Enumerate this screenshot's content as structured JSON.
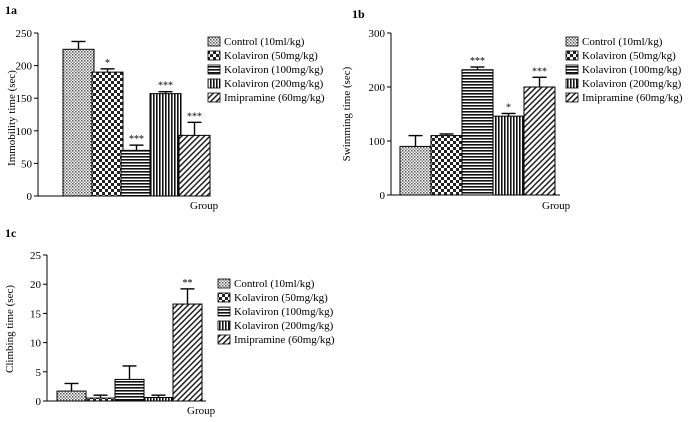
{
  "legend_labels": [
    "Control (10ml/kg)",
    "Kolaviron (50mg/kg)",
    "Kolaviron (100mg/kg)",
    "Kolaviron (200mg/kg)",
    "Imipramine (60mg/kg)"
  ],
  "patterns": [
    "dots",
    "checker",
    "hstripes",
    "vstripes",
    "diagonal"
  ],
  "chart_data": [
    {
      "type": "bar",
      "panel_label": "1a",
      "xlabel": "Group",
      "ylabel": "Immobility time (sec)",
      "ylim": [
        0,
        250
      ],
      "yticks": [
        "0",
        "50",
        "100",
        "150",
        "200",
        "250"
      ],
      "series": [
        {
          "name": "Control (10ml/kg)",
          "value": 225,
          "error": 12,
          "sig": ""
        },
        {
          "name": "Kolaviron (50mg/kg)",
          "value": 190,
          "error": 5,
          "sig": "*"
        },
        {
          "name": "Kolaviron (100mg/kg)",
          "value": 70,
          "error": 8,
          "sig": "***"
        },
        {
          "name": "Kolaviron (200mg/kg)",
          "value": 157,
          "error": 3,
          "sig": "***"
        },
        {
          "name": "Imipramine (60mg/kg)",
          "value": 93,
          "error": 20,
          "sig": "***"
        }
      ]
    },
    {
      "type": "bar",
      "panel_label": "1b",
      "xlabel": "Group",
      "ylabel": "Swimming time (sec)",
      "ylim": [
        0,
        300
      ],
      "yticks": [
        "0",
        "100",
        "200",
        "300"
      ],
      "series": [
        {
          "name": "Control (10ml/kg)",
          "value": 90,
          "error": 20,
          "sig": ""
        },
        {
          "name": "Kolaviron (50mg/kg)",
          "value": 110,
          "error": 3,
          "sig": ""
        },
        {
          "name": "Kolaviron (100mg/kg)",
          "value": 232,
          "error": 5,
          "sig": "***"
        },
        {
          "name": "Kolaviron (200mg/kg)",
          "value": 146,
          "error": 5,
          "sig": "*"
        },
        {
          "name": "Imipramine (60mg/kg)",
          "value": 200,
          "error": 18,
          "sig": "***"
        }
      ]
    },
    {
      "type": "bar",
      "panel_label": "1c",
      "xlabel": "Group",
      "ylabel": "Climbing time (sec)",
      "ylim": [
        0,
        25
      ],
      "yticks": [
        "0",
        "5",
        "10",
        "15",
        "20",
        "25"
      ],
      "series": [
        {
          "name": "Control (10ml/kg)",
          "value": 1.7,
          "error": 1.3,
          "sig": ""
        },
        {
          "name": "Kolaviron (50mg/kg)",
          "value": 0.5,
          "error": 0.5,
          "sig": ""
        },
        {
          "name": "Kolaviron (100mg/kg)",
          "value": 3.7,
          "error": 2.3,
          "sig": ""
        },
        {
          "name": "Kolaviron (200mg/kg)",
          "value": 0.6,
          "error": 0.4,
          "sig": ""
        },
        {
          "name": "Imipramine (60mg/kg)",
          "value": 16.6,
          "error": 2.6,
          "sig": "**"
        }
      ]
    }
  ]
}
================
TASK INSTRUCTIONS -
Repeat the data exactly, dropping every picture it holds.

EXERCISE ANSWER -
Enumerate this screenshot's content as structured JSON.
{
  "legend_labels": [
    "Control (10ml/kg)",
    "Kolaviron (50mg/kg)",
    "Kolaviron (100mg/kg)",
    "Kolaviron (200mg/kg)",
    "Imipramine (60mg/kg)"
  ],
  "patterns": [
    "dots",
    "checker",
    "hstripes",
    "vstripes",
    "diagonal"
  ],
  "chart_data": [
    {
      "type": "bar",
      "panel_label": "1a",
      "xlabel": "Group",
      "ylabel": "Immobility time (sec)",
      "ylim": [
        0,
        250
      ],
      "yticks": [
        "0",
        "50",
        "100",
        "150",
        "200",
        "250"
      ],
      "series": [
        {
          "name": "Control (10ml/kg)",
          "value": 225,
          "error": 12,
          "sig": ""
        },
        {
          "name": "Kolaviron (50mg/kg)",
          "value": 190,
          "error": 5,
          "sig": "*"
        },
        {
          "name": "Kolaviron (100mg/kg)",
          "value": 70,
          "error": 8,
          "sig": "***"
        },
        {
          "name": "Kolaviron (200mg/kg)",
          "value": 157,
          "error": 3,
          "sig": "***"
        },
        {
          "name": "Imipramine (60mg/kg)",
          "value": 93,
          "error": 20,
          "sig": "***"
        }
      ]
    },
    {
      "type": "bar",
      "panel_label": "1b",
      "xlabel": "Group",
      "ylabel": "Swimming time (sec)",
      "ylim": [
        0,
        300
      ],
      "yticks": [
        "0",
        "100",
        "200",
        "300"
      ],
      "series": [
        {
          "name": "Control (10ml/kg)",
          "value": 90,
          "error": 20,
          "sig": ""
        },
        {
          "name": "Kolaviron (50mg/kg)",
          "value": 110,
          "error": 3,
          "sig": ""
        },
        {
          "name": "Kolaviron (100mg/kg)",
          "value": 232,
          "error": 5,
          "sig": "***"
        },
        {
          "name": "Kolaviron (200mg/kg)",
          "value": 146,
          "error": 5,
          "sig": "*"
        },
        {
          "name": "Imipramine (60mg/kg)",
          "value": 200,
          "error": 18,
          "sig": "***"
        }
      ]
    },
    {
      "type": "bar",
      "panel_label": "1c",
      "xlabel": "Group",
      "ylabel": "Climbing time (sec)",
      "ylim": [
        0,
        25
      ],
      "yticks": [
        "0",
        "5",
        "10",
        "15",
        "20",
        "25"
      ],
      "series": [
        {
          "name": "Control (10ml/kg)",
          "value": 1.7,
          "error": 1.3,
          "sig": ""
        },
        {
          "name": "Kolaviron (50mg/kg)",
          "value": 0.5,
          "error": 0.5,
          "sig": ""
        },
        {
          "name": "Kolaviron (100mg/kg)",
          "value": 3.7,
          "error": 2.3,
          "sig": ""
        },
        {
          "name": "Kolaviron (200mg/kg)",
          "value": 0.6,
          "error": 0.4,
          "sig": ""
        },
        {
          "name": "Imipramine (60mg/kg)",
          "value": 16.6,
          "error": 2.6,
          "sig": "**"
        }
      ]
    }
  ]
}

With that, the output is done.